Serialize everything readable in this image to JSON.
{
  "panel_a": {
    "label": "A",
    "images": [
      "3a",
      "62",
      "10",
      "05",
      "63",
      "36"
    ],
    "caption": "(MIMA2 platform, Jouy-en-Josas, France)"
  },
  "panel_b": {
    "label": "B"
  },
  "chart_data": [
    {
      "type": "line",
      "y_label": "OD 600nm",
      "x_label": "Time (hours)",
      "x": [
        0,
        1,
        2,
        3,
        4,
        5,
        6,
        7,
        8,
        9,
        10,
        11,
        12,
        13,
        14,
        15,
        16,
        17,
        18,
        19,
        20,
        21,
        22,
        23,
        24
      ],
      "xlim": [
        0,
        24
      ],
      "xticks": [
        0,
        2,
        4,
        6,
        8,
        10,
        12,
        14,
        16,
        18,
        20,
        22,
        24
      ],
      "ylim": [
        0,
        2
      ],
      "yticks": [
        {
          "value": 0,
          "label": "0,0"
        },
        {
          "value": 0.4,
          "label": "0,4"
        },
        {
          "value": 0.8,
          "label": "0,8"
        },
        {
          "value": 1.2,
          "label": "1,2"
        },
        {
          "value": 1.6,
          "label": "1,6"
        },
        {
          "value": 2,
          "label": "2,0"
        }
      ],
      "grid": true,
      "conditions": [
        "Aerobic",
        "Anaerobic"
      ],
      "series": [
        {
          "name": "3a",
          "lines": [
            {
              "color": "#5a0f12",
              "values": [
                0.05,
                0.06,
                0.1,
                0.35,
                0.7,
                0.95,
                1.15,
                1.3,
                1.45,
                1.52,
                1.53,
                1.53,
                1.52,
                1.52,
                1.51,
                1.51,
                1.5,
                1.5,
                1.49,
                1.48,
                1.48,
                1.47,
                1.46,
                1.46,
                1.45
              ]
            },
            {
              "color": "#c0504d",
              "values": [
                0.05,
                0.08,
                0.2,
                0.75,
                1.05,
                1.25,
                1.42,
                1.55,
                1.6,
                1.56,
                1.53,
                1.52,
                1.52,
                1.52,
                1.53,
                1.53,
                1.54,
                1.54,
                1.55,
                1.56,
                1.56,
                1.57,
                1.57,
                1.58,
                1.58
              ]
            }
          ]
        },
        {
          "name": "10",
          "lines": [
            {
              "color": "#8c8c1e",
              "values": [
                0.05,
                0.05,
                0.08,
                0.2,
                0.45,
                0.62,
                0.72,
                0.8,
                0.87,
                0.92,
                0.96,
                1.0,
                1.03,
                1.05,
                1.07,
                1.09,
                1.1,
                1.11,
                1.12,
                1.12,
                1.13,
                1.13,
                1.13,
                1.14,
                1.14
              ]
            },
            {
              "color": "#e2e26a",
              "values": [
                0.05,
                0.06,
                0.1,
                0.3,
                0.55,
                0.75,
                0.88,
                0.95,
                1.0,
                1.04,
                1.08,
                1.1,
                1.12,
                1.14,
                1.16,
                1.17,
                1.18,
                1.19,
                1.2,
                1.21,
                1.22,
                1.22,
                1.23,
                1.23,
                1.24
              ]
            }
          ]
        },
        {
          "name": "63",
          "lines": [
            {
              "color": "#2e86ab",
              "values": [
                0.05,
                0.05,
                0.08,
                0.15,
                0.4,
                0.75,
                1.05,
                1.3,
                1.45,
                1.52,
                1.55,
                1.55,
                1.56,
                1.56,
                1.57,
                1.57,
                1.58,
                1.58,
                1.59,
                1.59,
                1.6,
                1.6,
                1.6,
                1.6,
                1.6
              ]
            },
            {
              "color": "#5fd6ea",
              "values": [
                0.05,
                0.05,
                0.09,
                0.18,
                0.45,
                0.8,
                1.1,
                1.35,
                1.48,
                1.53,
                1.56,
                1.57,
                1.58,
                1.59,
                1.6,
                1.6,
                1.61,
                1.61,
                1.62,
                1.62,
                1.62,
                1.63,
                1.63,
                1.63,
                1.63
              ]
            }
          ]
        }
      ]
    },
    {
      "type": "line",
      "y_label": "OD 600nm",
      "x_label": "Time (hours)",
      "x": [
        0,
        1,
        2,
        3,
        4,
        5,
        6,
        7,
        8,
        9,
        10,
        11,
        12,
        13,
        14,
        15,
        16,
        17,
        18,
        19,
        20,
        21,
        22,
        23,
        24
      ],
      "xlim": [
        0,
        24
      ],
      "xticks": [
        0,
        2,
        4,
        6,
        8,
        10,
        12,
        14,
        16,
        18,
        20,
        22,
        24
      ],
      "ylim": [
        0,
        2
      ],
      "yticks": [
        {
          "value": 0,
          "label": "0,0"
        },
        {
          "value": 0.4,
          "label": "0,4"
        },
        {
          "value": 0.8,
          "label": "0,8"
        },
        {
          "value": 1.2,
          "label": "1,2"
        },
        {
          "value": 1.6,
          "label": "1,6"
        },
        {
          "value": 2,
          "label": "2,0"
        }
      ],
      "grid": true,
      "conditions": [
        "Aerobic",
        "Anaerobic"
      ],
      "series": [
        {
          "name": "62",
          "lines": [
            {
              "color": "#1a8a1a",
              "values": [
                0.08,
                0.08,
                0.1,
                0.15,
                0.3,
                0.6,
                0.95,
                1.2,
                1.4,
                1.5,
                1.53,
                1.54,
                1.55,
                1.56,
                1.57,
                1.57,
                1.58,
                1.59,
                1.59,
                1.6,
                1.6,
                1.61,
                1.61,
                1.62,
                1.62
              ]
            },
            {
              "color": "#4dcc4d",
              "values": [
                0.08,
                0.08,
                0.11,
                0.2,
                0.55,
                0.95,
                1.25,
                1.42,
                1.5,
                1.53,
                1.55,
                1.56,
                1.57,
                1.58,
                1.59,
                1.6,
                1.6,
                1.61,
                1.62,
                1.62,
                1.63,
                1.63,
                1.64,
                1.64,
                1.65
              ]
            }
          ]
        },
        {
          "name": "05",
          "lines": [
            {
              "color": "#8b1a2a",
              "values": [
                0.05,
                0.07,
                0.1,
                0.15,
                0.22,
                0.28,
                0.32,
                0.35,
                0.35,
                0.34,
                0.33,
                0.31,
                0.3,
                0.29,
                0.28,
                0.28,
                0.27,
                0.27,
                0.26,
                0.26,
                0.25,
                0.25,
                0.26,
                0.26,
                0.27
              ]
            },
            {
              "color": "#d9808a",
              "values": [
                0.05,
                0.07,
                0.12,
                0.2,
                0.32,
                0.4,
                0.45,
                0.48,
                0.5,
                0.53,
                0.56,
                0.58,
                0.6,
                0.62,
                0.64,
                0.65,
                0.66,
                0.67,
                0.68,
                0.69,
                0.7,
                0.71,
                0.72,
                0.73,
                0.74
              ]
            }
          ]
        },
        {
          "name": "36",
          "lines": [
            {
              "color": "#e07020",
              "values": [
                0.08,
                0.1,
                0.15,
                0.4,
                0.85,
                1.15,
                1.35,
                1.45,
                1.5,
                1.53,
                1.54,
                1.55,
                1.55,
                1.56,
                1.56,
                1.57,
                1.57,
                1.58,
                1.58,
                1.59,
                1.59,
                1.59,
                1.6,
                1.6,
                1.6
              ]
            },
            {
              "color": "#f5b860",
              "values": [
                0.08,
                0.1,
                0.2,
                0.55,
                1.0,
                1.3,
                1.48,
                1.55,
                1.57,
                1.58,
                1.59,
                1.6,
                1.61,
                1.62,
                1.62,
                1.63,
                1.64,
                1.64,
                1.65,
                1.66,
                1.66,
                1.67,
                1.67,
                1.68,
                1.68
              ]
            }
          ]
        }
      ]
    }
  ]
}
....
Read through the entries and copy every line that includes "name".

          "name": "3a",
          "name": "10",
          "name": "63",
          "name": "62",
          "name": "05",
          "name": "36",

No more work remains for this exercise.